Task requirements
All of the records below must be output exactly, with no pictures carried over.
....................
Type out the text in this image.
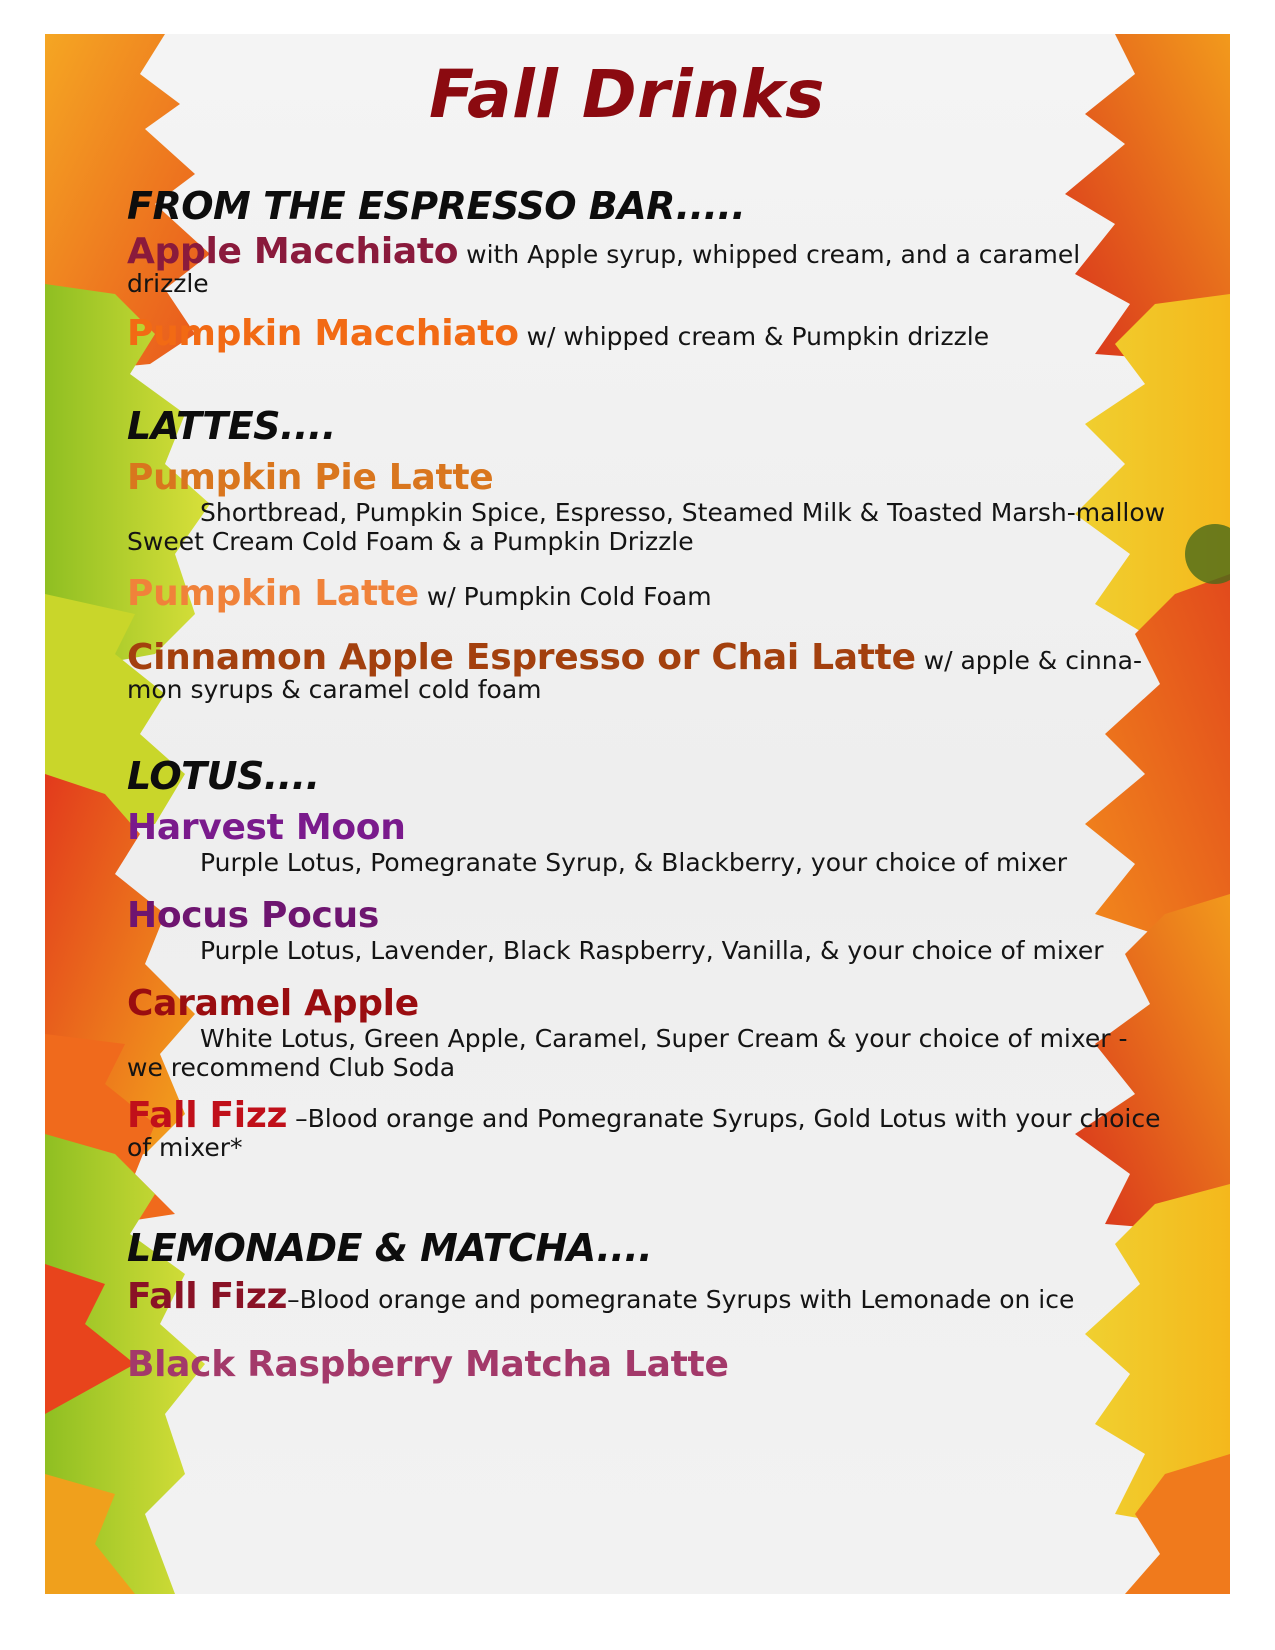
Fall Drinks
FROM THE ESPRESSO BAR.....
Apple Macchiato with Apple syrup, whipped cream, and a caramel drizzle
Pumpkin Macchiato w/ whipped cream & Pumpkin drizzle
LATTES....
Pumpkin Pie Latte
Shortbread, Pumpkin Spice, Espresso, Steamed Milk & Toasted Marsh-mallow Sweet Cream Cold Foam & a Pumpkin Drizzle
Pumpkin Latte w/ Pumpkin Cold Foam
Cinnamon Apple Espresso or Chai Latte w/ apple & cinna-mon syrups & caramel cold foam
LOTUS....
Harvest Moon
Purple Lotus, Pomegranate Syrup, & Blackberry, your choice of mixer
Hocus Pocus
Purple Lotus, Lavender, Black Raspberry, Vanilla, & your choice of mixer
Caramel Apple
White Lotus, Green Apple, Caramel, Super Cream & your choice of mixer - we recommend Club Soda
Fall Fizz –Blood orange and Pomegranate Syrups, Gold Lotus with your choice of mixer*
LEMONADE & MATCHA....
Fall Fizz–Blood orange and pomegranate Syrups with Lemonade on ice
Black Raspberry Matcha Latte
....................
Response to the task
Type out the text in this image.
Fall Drinks
FROM THE ESPRESSO BAR.....
Apple Macchiato with Apple syrup, whipped cream, and a caramel drizzle
Pumpkin Macchiato w/ whipped cream & Pumpkin drizzle
LATTES....
Pumpkin Pie Latte
Shortbread, Pumpkin Spice, Espresso, Steamed Milk & Toasted Marsh-mallow Sweet Cream Cold Foam & a Pumpkin Drizzle
Pumpkin Latte w/ Pumpkin Cold Foam
Cinnamon Apple Espresso or Chai Latte w/ apple & cinna-mon syrups & caramel cold foam
LOTUS....
Harvest Moon
Purple Lotus, Pomegranate Syrup, & Blackberry, your choice of mixer
Hocus Pocus
Purple Lotus, Lavender, Black Raspberry, Vanilla, & your choice of mixer
Caramel Apple
White Lotus, Green Apple, Caramel, Super Cream & your choice of mixer - we recommend Club Soda
Fall Fizz –Blood orange and Pomegranate Syrups, Gold Lotus with your choice of mixer*
LEMONADE & MATCHA....
Fall Fizz–Blood orange and pomegranate Syrups with Lemonade on ice
Black Raspberry Matcha Latte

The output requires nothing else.